I want to convert a logistic model built by the mlr-package directly into a XML-file using the package pmml. The problem is that the model.learner built by the mlr wrapper doesn't include the model link in the list, like it is in the normal stats::glm function. So here is an example:
library(dplyr)
library(titanic)
library(pmml)
library(ParamHelpers)
library(mlr)
Titanic_data = select(titanic_train, Survived, Pclass, Sex, Age)
Titanic_data$Survived = as.factor(Titanic_data$Survived)
Titanic_data$Sex = as.factor(Titanic_data$Sex)
Titanic_data$Pclass = as.factor(Titanic_data$Pclass)
Titanic_data = na.omit(Titanic_data)
lrn <- makeLearner("classif.logreg", predict.type = "prob")
task = makeClassifTask(data = Titanic_data, target = "Survived", positive = "1")
model = train(lrn, task)
model_glm = glm(Survived ~ ., data = Titanic_data, family = "binomial")
str(model$learner.model) # list of 29
str(model_glm) # list of 30
As you can see, the structure of both models is a list of different elements and they are all the same, beside the fact that the model is missing in the wrapper. Therefore I get an error message using pmml:
pmml(model_glm)
# Error in pmml.glm(model$learner.model) : object 'model.link' not found
The one built by stats::glm is working:
pmml(model)

Work to be completed
In the forum question about exporting an mlr logistic model to PMML, transcribe the part that opens with the words containing "Titanic_data$Sex = as.factor(Titanic_data$Sex)" and closes with "pmml(model)".

Item position entries

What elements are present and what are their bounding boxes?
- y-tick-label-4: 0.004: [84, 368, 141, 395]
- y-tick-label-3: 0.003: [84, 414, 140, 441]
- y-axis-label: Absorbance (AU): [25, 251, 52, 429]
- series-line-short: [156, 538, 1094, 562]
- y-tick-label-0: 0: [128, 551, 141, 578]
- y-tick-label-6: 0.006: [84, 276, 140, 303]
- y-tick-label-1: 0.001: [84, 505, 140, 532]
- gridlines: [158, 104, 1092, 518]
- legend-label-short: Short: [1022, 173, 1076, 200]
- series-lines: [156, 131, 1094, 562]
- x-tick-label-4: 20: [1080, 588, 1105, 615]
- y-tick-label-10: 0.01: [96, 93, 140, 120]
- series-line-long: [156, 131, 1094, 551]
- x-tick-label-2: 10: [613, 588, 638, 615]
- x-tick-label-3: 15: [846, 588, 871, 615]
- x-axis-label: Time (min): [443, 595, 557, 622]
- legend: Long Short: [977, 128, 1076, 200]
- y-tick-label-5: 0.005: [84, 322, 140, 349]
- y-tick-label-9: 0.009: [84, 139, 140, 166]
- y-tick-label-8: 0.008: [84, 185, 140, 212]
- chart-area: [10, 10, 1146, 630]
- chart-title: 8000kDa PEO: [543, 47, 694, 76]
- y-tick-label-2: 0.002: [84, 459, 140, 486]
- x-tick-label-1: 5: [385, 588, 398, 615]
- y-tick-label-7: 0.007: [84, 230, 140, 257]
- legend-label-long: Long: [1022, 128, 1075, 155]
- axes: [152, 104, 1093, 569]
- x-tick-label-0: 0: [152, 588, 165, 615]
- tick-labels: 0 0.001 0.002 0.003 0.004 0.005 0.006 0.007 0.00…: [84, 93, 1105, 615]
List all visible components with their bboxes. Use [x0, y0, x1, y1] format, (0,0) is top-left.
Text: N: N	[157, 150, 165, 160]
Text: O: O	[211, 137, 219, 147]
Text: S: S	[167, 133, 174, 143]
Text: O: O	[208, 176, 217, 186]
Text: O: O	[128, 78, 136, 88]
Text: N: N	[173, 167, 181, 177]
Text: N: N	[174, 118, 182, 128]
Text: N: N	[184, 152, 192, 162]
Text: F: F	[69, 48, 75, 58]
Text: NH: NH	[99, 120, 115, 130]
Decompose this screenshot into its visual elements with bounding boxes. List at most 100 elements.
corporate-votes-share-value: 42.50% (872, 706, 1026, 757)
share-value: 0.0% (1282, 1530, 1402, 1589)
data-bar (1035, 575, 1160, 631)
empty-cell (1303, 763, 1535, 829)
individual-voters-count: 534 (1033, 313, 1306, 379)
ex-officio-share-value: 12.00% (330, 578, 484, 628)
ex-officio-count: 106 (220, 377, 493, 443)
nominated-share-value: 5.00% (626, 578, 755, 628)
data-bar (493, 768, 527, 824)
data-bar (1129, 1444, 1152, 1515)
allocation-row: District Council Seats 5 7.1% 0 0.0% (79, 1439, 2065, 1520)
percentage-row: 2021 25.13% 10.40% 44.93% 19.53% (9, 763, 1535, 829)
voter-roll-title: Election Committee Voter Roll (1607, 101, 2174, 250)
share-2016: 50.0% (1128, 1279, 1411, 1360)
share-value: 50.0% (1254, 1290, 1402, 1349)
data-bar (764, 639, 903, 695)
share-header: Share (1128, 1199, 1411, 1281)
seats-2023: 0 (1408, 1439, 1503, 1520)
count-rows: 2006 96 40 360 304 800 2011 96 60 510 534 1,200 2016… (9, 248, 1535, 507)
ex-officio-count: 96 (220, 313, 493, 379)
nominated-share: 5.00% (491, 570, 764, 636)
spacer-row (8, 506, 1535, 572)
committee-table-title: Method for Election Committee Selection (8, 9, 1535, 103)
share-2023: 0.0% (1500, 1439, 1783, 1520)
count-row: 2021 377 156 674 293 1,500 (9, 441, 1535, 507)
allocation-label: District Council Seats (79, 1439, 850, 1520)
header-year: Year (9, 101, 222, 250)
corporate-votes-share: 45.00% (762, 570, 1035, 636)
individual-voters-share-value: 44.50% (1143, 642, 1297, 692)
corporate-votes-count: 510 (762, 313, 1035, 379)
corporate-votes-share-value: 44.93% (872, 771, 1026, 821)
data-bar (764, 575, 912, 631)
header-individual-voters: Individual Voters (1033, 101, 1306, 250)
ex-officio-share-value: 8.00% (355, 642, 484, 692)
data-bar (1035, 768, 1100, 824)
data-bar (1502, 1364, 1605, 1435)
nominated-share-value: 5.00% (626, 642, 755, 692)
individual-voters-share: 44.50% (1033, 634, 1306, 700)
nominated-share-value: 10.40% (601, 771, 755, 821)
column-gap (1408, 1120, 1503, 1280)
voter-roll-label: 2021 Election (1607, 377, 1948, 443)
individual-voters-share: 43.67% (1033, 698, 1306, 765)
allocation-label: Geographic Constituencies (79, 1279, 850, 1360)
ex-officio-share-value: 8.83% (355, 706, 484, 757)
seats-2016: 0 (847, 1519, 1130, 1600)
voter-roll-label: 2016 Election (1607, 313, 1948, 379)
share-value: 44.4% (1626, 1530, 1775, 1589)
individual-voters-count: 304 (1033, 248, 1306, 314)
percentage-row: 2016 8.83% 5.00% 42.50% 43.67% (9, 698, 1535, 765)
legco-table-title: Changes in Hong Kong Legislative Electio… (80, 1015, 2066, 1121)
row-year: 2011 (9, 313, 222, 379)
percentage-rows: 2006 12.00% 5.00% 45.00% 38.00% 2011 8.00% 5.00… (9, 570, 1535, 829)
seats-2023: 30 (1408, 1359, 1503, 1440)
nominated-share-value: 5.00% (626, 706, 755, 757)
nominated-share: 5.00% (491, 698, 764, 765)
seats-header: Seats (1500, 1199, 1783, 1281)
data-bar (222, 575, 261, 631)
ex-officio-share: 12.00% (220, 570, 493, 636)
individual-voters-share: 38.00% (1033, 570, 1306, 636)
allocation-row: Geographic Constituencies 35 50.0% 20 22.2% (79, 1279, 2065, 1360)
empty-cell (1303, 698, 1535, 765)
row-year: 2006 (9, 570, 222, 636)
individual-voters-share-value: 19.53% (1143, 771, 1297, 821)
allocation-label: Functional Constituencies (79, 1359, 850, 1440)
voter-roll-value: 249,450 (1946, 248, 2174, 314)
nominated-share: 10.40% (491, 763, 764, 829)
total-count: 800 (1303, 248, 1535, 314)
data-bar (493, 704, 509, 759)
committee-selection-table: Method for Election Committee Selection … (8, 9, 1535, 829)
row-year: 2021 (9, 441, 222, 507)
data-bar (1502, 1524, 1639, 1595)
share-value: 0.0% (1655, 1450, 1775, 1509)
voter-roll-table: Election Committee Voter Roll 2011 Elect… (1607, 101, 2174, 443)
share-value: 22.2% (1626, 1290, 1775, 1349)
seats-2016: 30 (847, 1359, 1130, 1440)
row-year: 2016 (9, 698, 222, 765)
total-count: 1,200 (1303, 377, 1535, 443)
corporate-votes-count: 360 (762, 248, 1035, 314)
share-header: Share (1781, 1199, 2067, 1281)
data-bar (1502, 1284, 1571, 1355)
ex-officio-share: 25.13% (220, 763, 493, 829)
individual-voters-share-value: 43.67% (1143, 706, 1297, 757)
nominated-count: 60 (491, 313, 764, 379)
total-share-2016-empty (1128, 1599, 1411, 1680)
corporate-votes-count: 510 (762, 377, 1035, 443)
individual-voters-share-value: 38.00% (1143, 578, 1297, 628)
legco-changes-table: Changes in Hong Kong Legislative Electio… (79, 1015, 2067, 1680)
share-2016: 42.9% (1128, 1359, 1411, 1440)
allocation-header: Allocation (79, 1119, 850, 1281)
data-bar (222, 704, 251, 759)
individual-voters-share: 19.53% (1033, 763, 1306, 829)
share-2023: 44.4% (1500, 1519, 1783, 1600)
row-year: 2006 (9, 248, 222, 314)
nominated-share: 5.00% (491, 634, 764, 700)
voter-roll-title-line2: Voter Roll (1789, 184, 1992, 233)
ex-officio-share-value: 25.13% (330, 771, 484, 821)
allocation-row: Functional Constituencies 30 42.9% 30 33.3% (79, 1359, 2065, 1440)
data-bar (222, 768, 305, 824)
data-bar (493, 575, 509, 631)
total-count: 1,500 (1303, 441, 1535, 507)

Answer below
Titanic_data$Sex = as.factor(Titanic_data$Sex)
Titanic_data$Pclass = as.factor(Titanic_data$Pclass)
Titanic_data = na.omit(Titanic_data)
lrn <- makeLearner("classif.logreg", predict.type = "prob")
task = makeClassifTask(data = Titanic_data, target = "Survived", positive = "1")
model = train(lrn, task)
model_glm = glm(Survived ~ ., data = Titanic_data, family = "binomial")
str(model$learner.model) # list of 29
str(model_glm) # list of 30
As you can see, the structure of both models is a list of different elements and they are all the same, beside the fact that the model is missing in the wrapper. Therefore I get an error message using pmml:
pmml(model_glm)
# Error in pmml.glm(model$learner.model) : object 'model.link' not found
The one built by stats::glm is working:
pmml(model)